EXCERPT TO READ:

## BEGIN

Jonathan Boyar Just shifting gears a little to your process, you built a, a terrific long term track record dating back to the mid eighties. I’d love to hear about how you manage your client’s money. Someone came to you with 10 million and wanted to separately manage account or whatever your minimum is. How do you construct a, a portfolio for that client?

John Rogers, Jr. Right now? We have basically three different strategies at Ariel. We were sort of slow to diversify. So the answer is little different because we have our international global team in New York and that’s run by Rupa Bon. And she’s a expert in the, you know, international investing. We have our project black, which is a private equity business in New York city. That me started a year ago. And so it’s been nice to have our connection to the whole private equity world and working to build large minority companies through private equity. But the work that is, you know, near and dear to my heart has been the small and midcap value space that I’ve invested in these last 39 years. And when we started, we were one of the early people in the small and midcap value space. So we’re not many, you know, you had Ralph weer at the acorn funds and a few others that were doing that work, but it was really relatively rare.

## END

PROBLEMS TO SOLVE:
#1 From the interview transcript, list the three strategies at Ariel that John Rogers, Jr. describes.
#2 Resume the interview transcript where it stops, keeping John Rogers, Jr.'s speaking voice.

MATERIAL SUPPLIED:
## BEGIN

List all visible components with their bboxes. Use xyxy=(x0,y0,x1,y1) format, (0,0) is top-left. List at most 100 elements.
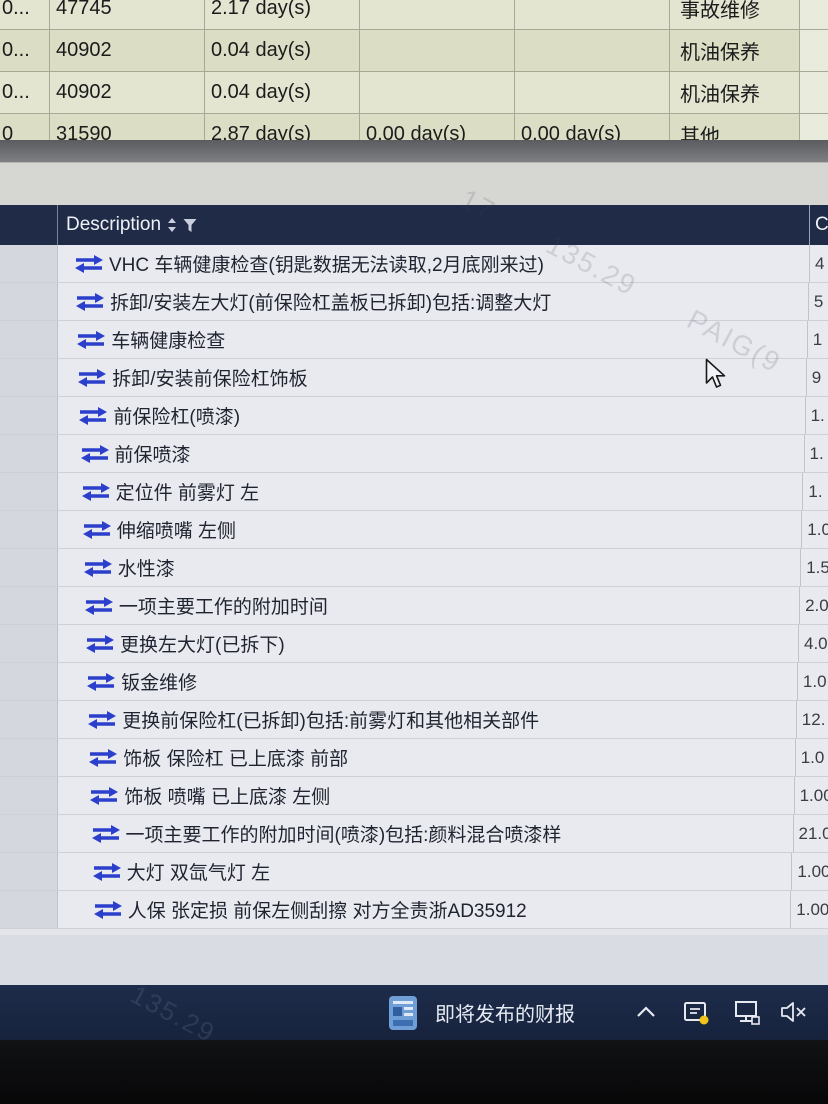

## END
## BEGIN

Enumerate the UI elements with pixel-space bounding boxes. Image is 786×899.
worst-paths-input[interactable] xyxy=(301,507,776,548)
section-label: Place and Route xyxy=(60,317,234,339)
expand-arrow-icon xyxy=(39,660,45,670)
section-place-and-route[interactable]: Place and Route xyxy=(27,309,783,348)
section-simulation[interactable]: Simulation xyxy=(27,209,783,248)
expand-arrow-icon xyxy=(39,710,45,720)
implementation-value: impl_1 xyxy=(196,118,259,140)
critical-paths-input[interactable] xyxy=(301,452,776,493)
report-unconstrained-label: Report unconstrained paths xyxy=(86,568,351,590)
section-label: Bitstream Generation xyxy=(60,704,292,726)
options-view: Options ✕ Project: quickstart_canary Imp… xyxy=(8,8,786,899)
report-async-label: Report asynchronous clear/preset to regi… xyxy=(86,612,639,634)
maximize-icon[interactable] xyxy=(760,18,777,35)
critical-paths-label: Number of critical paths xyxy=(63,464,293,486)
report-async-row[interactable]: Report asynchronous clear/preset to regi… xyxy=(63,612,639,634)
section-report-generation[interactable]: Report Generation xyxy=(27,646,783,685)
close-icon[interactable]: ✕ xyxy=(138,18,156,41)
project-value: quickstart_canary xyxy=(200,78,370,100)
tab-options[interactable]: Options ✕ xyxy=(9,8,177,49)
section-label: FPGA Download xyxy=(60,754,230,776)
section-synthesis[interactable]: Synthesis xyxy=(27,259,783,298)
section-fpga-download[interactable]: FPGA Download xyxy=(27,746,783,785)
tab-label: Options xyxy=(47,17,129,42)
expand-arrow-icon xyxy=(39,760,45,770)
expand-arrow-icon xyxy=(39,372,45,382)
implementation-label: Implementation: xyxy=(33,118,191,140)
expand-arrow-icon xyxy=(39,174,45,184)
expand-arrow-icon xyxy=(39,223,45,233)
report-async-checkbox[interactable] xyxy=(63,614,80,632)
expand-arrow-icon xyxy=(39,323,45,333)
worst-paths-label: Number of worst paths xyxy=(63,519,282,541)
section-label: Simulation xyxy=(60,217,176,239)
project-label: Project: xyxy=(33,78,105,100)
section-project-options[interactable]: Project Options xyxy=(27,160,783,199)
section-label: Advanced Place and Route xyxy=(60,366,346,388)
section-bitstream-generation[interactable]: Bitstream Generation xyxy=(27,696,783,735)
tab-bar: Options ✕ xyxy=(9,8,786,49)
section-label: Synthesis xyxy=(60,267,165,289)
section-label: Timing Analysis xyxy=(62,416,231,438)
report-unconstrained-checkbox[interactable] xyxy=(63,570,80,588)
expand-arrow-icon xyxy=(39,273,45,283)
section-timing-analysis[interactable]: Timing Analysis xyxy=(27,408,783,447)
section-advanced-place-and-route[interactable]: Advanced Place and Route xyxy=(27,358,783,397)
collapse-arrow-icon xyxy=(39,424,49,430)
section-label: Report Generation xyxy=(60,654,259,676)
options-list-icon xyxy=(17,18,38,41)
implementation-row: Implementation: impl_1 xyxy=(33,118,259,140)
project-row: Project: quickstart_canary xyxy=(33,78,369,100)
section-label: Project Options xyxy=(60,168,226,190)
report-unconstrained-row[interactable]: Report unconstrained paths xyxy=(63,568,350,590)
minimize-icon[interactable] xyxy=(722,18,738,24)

## END

TASK-BY-TASK RESULTS:
#1
- The international global team in New York, run by Rupa Bon
- Project black, a private equity business in New York City
- The small and midcap value space

#2
John Rogers, Jr. So if you come to me with a million dollars or 10 million, what have you, and then find out whether that’s the money that you want in the stock market or not, or are you diversified outside of Ariel? Cause we are a specialist. We know we can’t handle someone’s entire portfolio. We’ll handle a, a portion that is focused on small and the midcap value if you’re talking with us. So the portion that you’re feel comfortable with, we will typically have that portfolio placed in roughly 35 names. You know, over the years we found that 30 to 40 stocks is kind of our sweet spot and we try to focus in relatively few industries. You know, we believe deeply in Charlie Munger’s point of view that, uh, this shouldn’t be like Noah’s arc where you own two of everything, you know, so we really do want to invest in what we understand and industries we like to read about and study and can get to know really, really well.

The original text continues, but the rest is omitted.